From: Rahul Dave (rahul@reno.cis.upenn.edu)
Date: Tue Nov 28 2000 - 13:49:22 PST
I mean to say N as a margin of separation, not the margin of eror
on each count. But it still does not become 4% if you have two spreads of 2%
each, its more like \sqrt(8), or less that 3% on the difference.
But yes, the certainty needs to be higher. This aint bad though. More likely
spreads though are likely to be less than 1%..in this election, 4-5 states
fl, nm, wi, io, or may qualify..fl and nm surely, i'm not sure about the others..
Rahul
>
> But I fear this would cause twice as many "close races". Let's say the
> margin of error is defined to be 2%, for each candidate. That is, for any
> candidate, their votes might be overcounted or undercounted by up to 2%.

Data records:
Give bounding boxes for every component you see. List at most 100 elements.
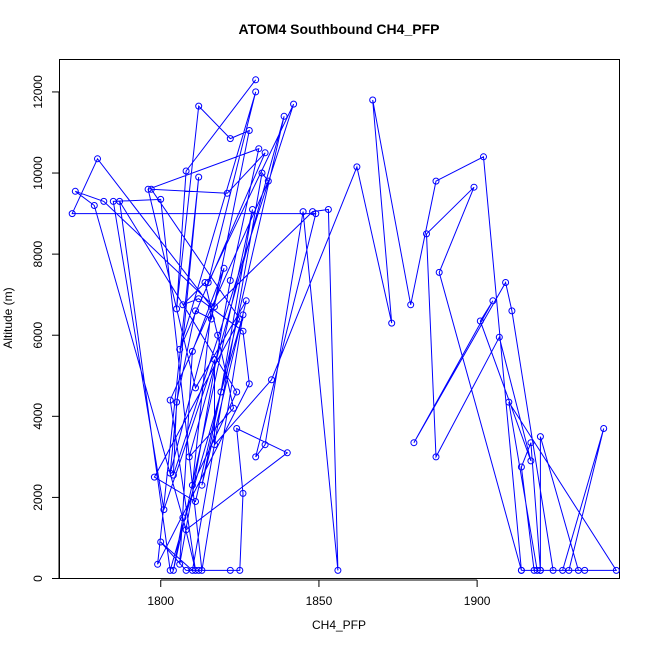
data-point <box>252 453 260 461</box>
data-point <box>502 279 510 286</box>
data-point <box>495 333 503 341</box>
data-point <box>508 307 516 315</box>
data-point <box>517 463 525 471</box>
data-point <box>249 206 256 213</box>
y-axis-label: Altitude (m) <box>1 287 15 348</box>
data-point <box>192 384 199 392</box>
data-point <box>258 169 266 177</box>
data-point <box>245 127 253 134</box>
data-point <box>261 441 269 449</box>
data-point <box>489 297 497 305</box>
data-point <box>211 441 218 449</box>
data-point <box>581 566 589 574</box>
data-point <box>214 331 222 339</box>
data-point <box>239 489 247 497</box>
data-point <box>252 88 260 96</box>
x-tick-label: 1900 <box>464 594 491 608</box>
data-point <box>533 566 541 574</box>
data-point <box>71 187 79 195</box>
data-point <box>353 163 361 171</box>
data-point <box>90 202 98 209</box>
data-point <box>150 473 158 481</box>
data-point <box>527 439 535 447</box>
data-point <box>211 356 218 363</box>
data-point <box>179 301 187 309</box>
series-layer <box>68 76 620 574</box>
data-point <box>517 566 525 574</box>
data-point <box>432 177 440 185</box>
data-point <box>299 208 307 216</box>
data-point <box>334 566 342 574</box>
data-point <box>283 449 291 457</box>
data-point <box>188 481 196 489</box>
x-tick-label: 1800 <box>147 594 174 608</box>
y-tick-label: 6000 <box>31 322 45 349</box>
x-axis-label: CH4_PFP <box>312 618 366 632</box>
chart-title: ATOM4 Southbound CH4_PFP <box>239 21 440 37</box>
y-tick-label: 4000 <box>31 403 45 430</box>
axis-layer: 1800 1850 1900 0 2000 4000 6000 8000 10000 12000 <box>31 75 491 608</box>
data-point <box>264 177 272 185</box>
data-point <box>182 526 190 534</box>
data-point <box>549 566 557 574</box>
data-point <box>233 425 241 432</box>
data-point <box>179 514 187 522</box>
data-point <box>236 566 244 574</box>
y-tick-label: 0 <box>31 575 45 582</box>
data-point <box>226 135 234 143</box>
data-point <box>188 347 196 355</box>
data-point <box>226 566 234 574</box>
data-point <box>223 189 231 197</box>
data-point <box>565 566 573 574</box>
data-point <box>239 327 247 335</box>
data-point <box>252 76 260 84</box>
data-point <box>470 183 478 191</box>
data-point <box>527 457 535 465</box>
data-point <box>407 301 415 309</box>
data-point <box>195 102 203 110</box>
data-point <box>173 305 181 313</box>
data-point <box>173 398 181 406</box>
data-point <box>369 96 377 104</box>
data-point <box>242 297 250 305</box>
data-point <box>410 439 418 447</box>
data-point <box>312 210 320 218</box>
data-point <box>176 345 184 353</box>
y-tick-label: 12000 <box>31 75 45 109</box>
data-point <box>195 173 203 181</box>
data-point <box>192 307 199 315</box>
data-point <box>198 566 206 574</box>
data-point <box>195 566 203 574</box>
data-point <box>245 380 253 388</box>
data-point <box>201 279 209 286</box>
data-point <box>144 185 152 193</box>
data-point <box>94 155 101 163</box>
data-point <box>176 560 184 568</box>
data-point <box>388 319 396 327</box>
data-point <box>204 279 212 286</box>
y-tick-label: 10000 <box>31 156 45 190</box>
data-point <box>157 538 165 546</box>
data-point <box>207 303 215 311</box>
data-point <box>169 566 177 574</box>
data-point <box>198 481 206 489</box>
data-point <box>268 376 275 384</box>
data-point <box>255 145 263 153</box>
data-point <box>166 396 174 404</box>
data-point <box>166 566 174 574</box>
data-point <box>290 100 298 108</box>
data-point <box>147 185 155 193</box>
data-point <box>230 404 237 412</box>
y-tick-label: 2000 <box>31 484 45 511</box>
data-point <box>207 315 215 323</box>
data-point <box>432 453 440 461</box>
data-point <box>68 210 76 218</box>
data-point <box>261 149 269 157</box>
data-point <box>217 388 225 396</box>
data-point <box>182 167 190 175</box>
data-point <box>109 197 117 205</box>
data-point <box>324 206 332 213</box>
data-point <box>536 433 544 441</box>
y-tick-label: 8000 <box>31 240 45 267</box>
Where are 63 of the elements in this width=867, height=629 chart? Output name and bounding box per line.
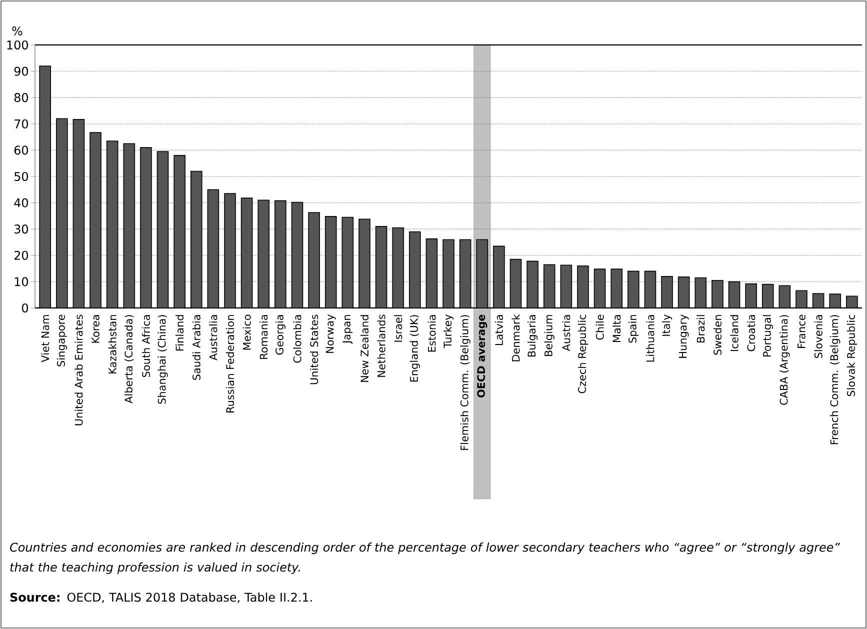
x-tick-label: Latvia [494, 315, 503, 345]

**REQUESTS**
1. List every distinct percentage figure in the margin-of-error email, in order of first appearance.
2. Return the passage of the margin-of-error email from "Date: Tue Nov" to "about the others..", copied word for word.

**OUTPUTS**
1. 4%, 2%, 3%, 1%

2.
Date: Tue Nov 28 2000 - 13:49:22 PST
I mean to say N as a margin of separation, not the margin of eror
on each count. But it still does not become 4% if you have two spreads of 2%
each, its more like \sqrt(8), or less that 3% on the difference.
But yes, the certainty needs to be higher. This aint bad though. More likely
spreads though are likely to be less than 1%..in this election, 4-5 states
fl, nm, wi, io, or may qualify..fl and nm surely, i'm not sure about the others..